--- WORK TO DO ---
From the records below, pull each line that has "kick".
★ ★ ★ ★
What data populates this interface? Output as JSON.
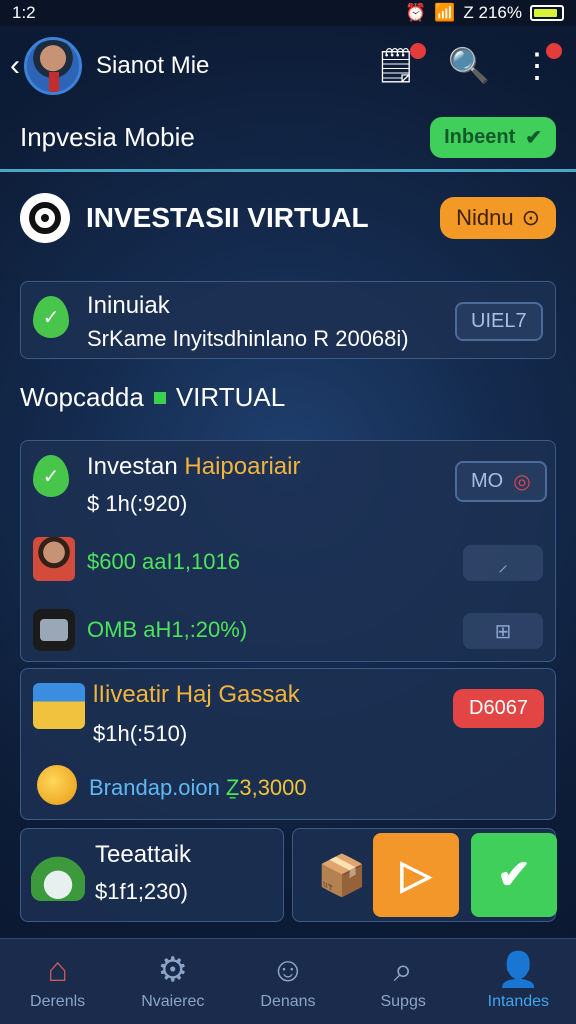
{
  "status": {
    "time": "1:2",
    "battery": "Z 216%"
  },
  "header": {
    "name": "Sianot Mie"
  },
  "subheader": {
    "title": "Inpvesia Mobie",
    "button": "Inbeent"
  },
  "section1": {
    "title": "INVESTASII VIRTUAL",
    "button": "Nidnu"
  },
  "info_card": {
    "title": "Ininuiak",
    "subtitle": "SrKame Inyitsdhinlano R 20068i)",
    "button": "UIEL7"
  },
  "section2": {
    "title_prefix": "Wopcadda",
    "title_suffix": "VIRTUAL"
  },
  "card2": {
    "title_white": "Investan",
    "title_orange": "Haipoariair",
    "value": "$ 1h(:920)",
    "button": "MO",
    "row2": "$600 aaI1,1016",
    "row3": "OMB aH1,:20%)"
  },
  "card3": {
    "title": "lIiveatir Haj Gassak",
    "value": "$1h(:510)",
    "button": "D6067",
    "label": "Brandap.oion",
    "amount": "3,3000"
  },
  "card4": {
    "title": "Teeattaik",
    "value": "$1f1;230)"
  },
  "nav": [
    {
      "label": "Derenls",
      "icon": "home-icon"
    },
    {
      "label": "Nvaierec",
      "icon": "gear-icon"
    },
    {
      "label": "Denans",
      "icon": "person-icon"
    },
    {
      "label": "Supgs",
      "icon": "search-icon"
    },
    {
      "label": "Intandes",
      "icon": "user-group-icon"
    }
  ],
  "colors": {
    "accent_green": "#3fcf5a",
    "accent_orange": "#f39a26",
    "accent_red": "#e34545",
    "active_blue": "#3fa6f0"
  }
}
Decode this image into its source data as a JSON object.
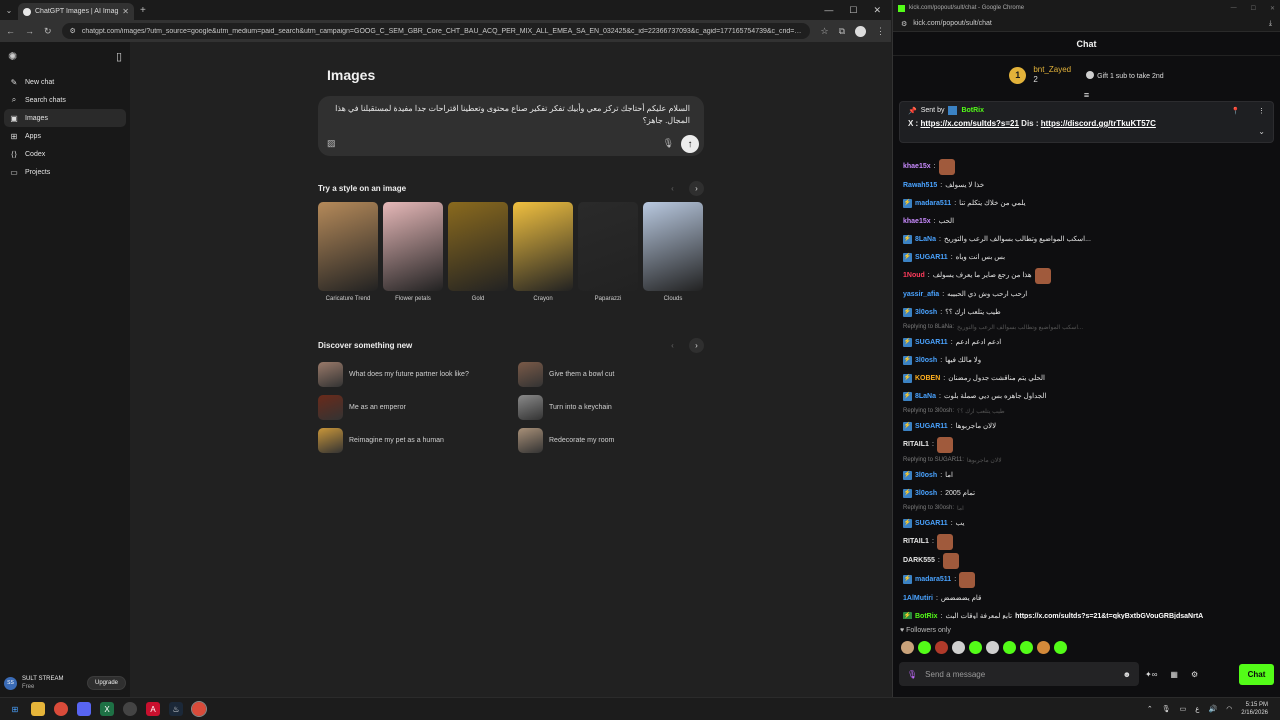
{
  "browser_left": {
    "tab_title": "ChatGPT Images | AI Image Ge",
    "url": "chatgpt.com/images/?utm_source=google&utm_medium=paid_search&utm_campaign=GOOG_C_SEM_GBR_Core_CHT_BAU_ACQ_PER_MIX_ALL_EMEA_SA_EN_032425&c_id=22366737093&c_agid=177165754739&c_crid=744841656..."
  },
  "sidebar": {
    "items": [
      {
        "label": "New chat",
        "icon": "new-chat-icon"
      },
      {
        "label": "Search chats",
        "icon": "search-icon"
      },
      {
        "label": "Images",
        "icon": "image-icon"
      },
      {
        "label": "Apps",
        "icon": "apps-icon"
      },
      {
        "label": "Codex",
        "icon": "codex-icon"
      },
      {
        "label": "Projects",
        "icon": "folder-icon"
      }
    ],
    "active": "Images",
    "user": {
      "initials": "SS",
      "name": "SULT STREAM",
      "plan": "Free"
    },
    "upgrade_label": "Upgrade"
  },
  "main": {
    "title": "Images",
    "prompt_text": "السلام عليكم أحتاجك تركز معي وأبيك تفكر تفكير صناع محتوى وتعطينا اقتراحات جدا مفيدة لمستقبلنا في هذا المجال. جاهز؟",
    "styles_heading": "Try a style on an image",
    "styles": [
      {
        "label": "Caricature Trend",
        "color": "#b58a5a"
      },
      {
        "label": "Flower petals",
        "color": "#e6b8b8"
      },
      {
        "label": "Gold",
        "color": "#8a6a1e"
      },
      {
        "label": "Crayon",
        "color": "#f0c040"
      },
      {
        "label": "Paparazzi",
        "color": "#2a2a2a"
      },
      {
        "label": "Clouds",
        "color": "#b9c9e0"
      }
    ],
    "discover_heading": "Discover something new",
    "discover": [
      {
        "label": "What does my future partner look like?",
        "color": "#9a7a6a"
      },
      {
        "label": "Give them a bowl cut",
        "color": "#7a5a48"
      },
      {
        "label": "Me as an emperor",
        "color": "#6a2a1a"
      },
      {
        "label": "Turn into a keychain",
        "color": "#8a8a8a"
      },
      {
        "label": "Reimagine my pet as a human",
        "color": "#c8963a"
      },
      {
        "label": "Redecorate my room",
        "color": "#a89078"
      }
    ]
  },
  "browser_right": {
    "window_title": "kick.com/popout/sult/chat - Google Chrome",
    "url": "kick.com/popout/sult/chat"
  },
  "chat": {
    "header": "Chat",
    "gift": {
      "rank": "1",
      "user": "bnt_Zayed",
      "count": "2",
      "text": "Gift 1 sub to take 2nd"
    },
    "pinned": {
      "sent_by_label": "Sent by",
      "bot_name": "BotRix",
      "x_label": "X :",
      "x_link": "https://x.com/sultds?s=21",
      "dis_label": "Dis :",
      "dis_link": "https://discord.gg/trTkuKT57C"
    },
    "messages": [
      {
        "type": "msg",
        "user": "khae15x",
        "color": "#c98bff",
        "text": "",
        "emote": true,
        "badge": false
      },
      {
        "type": "msg",
        "user": "Rawah515",
        "color": "#4aa3ff",
        "text": "خذا لا يسولف",
        "badge": false
      },
      {
        "type": "msg",
        "user": "madara511",
        "color": "#4aa3ff",
        "text": "يلمي من خلاك يتكلم تنا",
        "badge": true
      },
      {
        "type": "msg",
        "user": "khae15x",
        "color": "#c98bff",
        "text": "الحب",
        "badge": false
      },
      {
        "type": "msg",
        "user": "8LaNa",
        "color": "#4aa3ff",
        "text": "اسكب المواضيع وتطالب بسوالف الرعب والتوريخ...",
        "badge": true
      },
      {
        "type": "msg",
        "user": "SUGAR11",
        "color": "#4aa3ff",
        "text": "بس بس انت وياه",
        "badge": true
      },
      {
        "type": "msg",
        "user": "1Noud",
        "color": "#ff3b5c",
        "text": "هذا من رجع صاير ما يعرف يسولف",
        "emote": true,
        "badge": false
      },
      {
        "type": "msg",
        "user": "yassir_afia",
        "color": "#4aa3ff",
        "text": "ارحب ارحب وش ذي الحبيبه",
        "badge": false
      },
      {
        "type": "msg",
        "user": "3l0osh",
        "color": "#4aa3ff",
        "text": "طيب يتلعب ارك ؟؟",
        "badge": true
      },
      {
        "type": "reply",
        "target": "Replying to 8LaNa:",
        "text": "اسكب المواضيع وتطالب بسوالف الرعب والتوريخ..."
      },
      {
        "type": "msg",
        "user": "SUGAR11",
        "color": "#4aa3ff",
        "text": "ادعم ادعم ادعم",
        "badge": true
      },
      {
        "type": "msg",
        "user": "3l0osh",
        "color": "#4aa3ff",
        "text": "ولا مالك فيها",
        "badge": true
      },
      {
        "type": "msg",
        "user": "KOBEN",
        "color": "#ffb020",
        "text": "الحلي يتم مناقشت جدول رمضنان",
        "badge": true
      },
      {
        "type": "msg",
        "user": "8LaNa",
        "color": "#4aa3ff",
        "text": "الجداول جاهزه بس ديي صملة بلوت",
        "badge": true
      },
      {
        "type": "reply",
        "target": "Replying to 3l0osh:",
        "text": "طيب يتلعب ارك ؟؟"
      },
      {
        "type": "msg",
        "user": "SUGAR11",
        "color": "#4aa3ff",
        "text": "لالان ماجربوها",
        "badge": true
      },
      {
        "type": "msg",
        "user": "RITAIL1",
        "color": "#e6e6e6",
        "text": "",
        "emote": true,
        "badge": false
      },
      {
        "type": "reply",
        "target": "Replying to SUGAR11:",
        "text": "لالان ماجربوها"
      },
      {
        "type": "msg",
        "user": "3l0osh",
        "color": "#4aa3ff",
        "text": "اما",
        "badge": true
      },
      {
        "type": "msg",
        "user": "3l0osh",
        "color": "#4aa3ff",
        "text": "تمام 2005",
        "badge": true
      },
      {
        "type": "reply",
        "target": "Replying to 3l0osh:",
        "text": "اما"
      },
      {
        "type": "msg",
        "user": "SUGAR11",
        "color": "#4aa3ff",
        "text": "يب",
        "badge": true
      },
      {
        "type": "msg",
        "user": "RITAIL1",
        "color": "#e6e6e6",
        "text": "",
        "emote": true,
        "badge": false
      },
      {
        "type": "msg",
        "user": "DARK555",
        "color": "#e6e6e6",
        "text": "",
        "emote": true,
        "badge": false
      },
      {
        "type": "msg",
        "user": "madara511",
        "color": "#4aa3ff",
        "text": "",
        "emote": true,
        "badge": true
      },
      {
        "type": "msg",
        "user": "1AlMutiri",
        "color": "#4aa3ff",
        "text": "قام يضضضض",
        "badge": false
      },
      {
        "type": "msg",
        "user": "BotRix",
        "color": "#53fc18",
        "text": "تابع لمعرفة اوقات البث",
        "link": "https://x.com/sultds?s=21&t=qkyBxtbGVouGRBjdsaNrtA",
        "badge": true
      }
    ],
    "followers_only": "Followers only",
    "input_placeholder": "Send a message",
    "chat_button": "Chat"
  },
  "taskbar": {
    "time": "5:15 PM",
    "date": "2/16/2026"
  }
}
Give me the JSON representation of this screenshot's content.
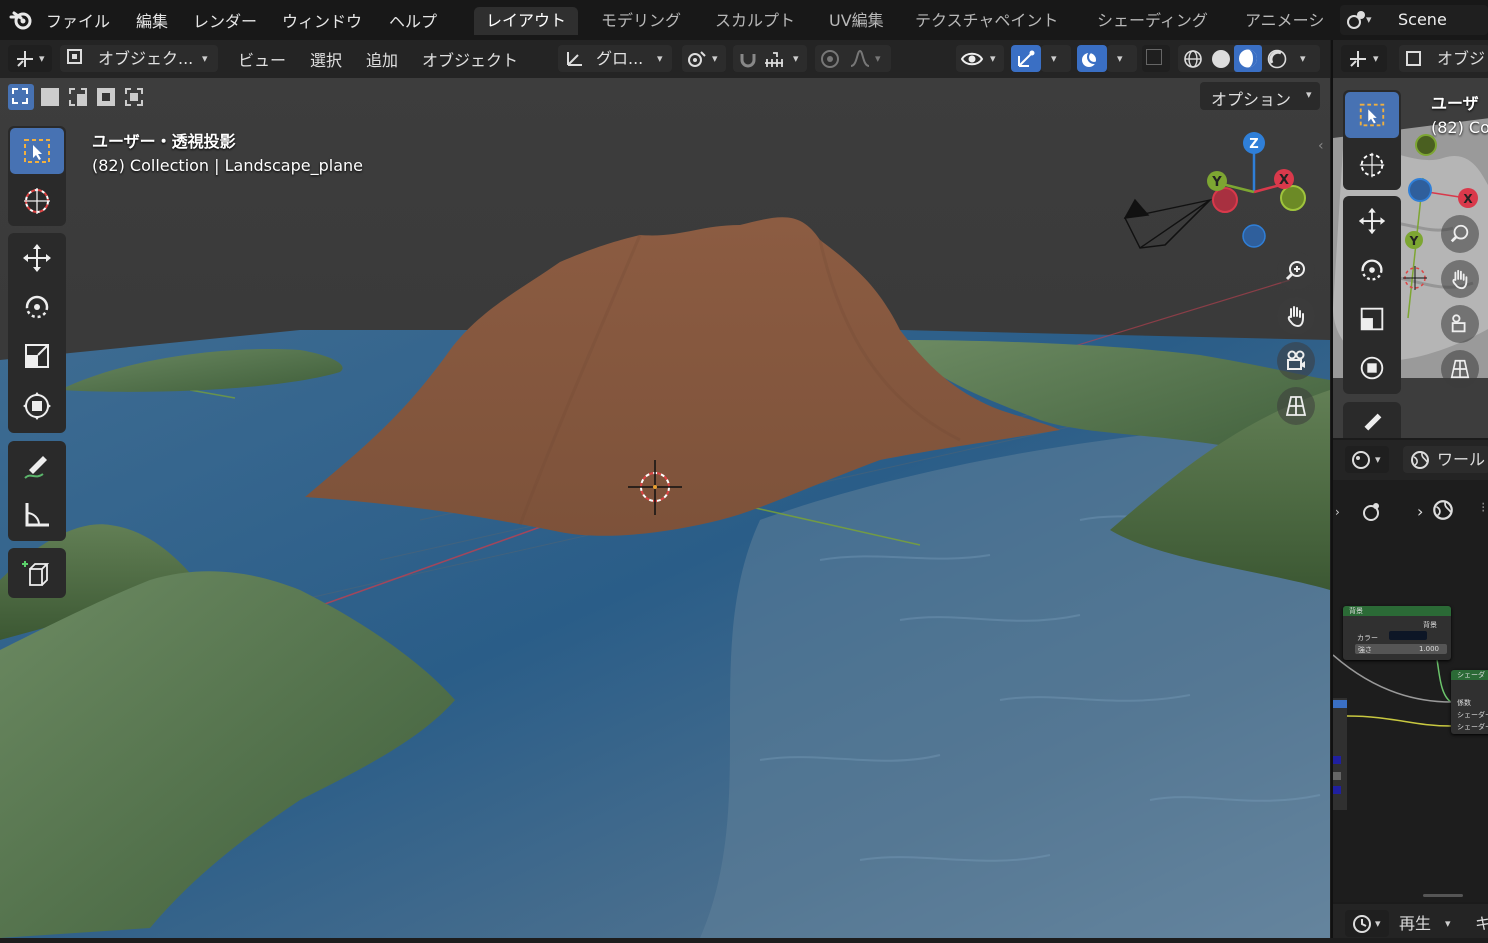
{
  "menu": {
    "items": [
      "ファイル",
      "編集",
      "レンダー",
      "ウィンドウ",
      "ヘルプ"
    ]
  },
  "workspaces": {
    "tabs": [
      "レイアウト",
      "モデリング",
      "スカルプト",
      "UV編集",
      "テクスチャペイント",
      "シェーディング",
      "アニメーシ"
    ],
    "active": "レイアウト"
  },
  "scene": {
    "name": "Scene"
  },
  "viewport_header": {
    "mode_label": "オブジェク...",
    "view": "ビュー",
    "select": "選択",
    "add": "追加",
    "object": "オブジェクト",
    "transform_orientation": "グロ..."
  },
  "options_label": "オプション",
  "viewport_overlay": {
    "view_name": "ユーザー・透視投影",
    "collection_info": "(82) Collection | Landscape_plane"
  },
  "gizmo": {
    "z": "Z",
    "y": "Y",
    "x": "X"
  },
  "right_viewport": {
    "mode_label": "オブジ",
    "view_name": "ユーザ",
    "collection_info": "(82) Co",
    "gizmo_x": "X",
    "gizmo_y": "Y"
  },
  "shader_editor": {
    "world_label": "ワール",
    "node_background": {
      "title": "背景",
      "output": "背景",
      "color_label": "カラー",
      "strength_label": "強さ",
      "strength_value": "1.000"
    },
    "node_shader_mix": {
      "title": "シェーダ",
      "inputs": [
        "係数",
        "シェーダー",
        "シェーダー"
      ]
    }
  },
  "timeline": {
    "play_label": "再生",
    "key_label": "キ"
  },
  "colors": {
    "accent": "#4772b3",
    "active_tab": "#2f2f2f",
    "axis_x": "#d9394b",
    "axis_y": "#7da632",
    "axis_z": "#2f7fd8",
    "mountain": "#83563d",
    "water": "#2d5f86"
  }
}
★ ★ ★ ★
--- TASK ANSWER ---
    "window_title": "kick.com/popout/sult/chat - Google Chrome",
    "url": "kick.com/popout/sult/chat"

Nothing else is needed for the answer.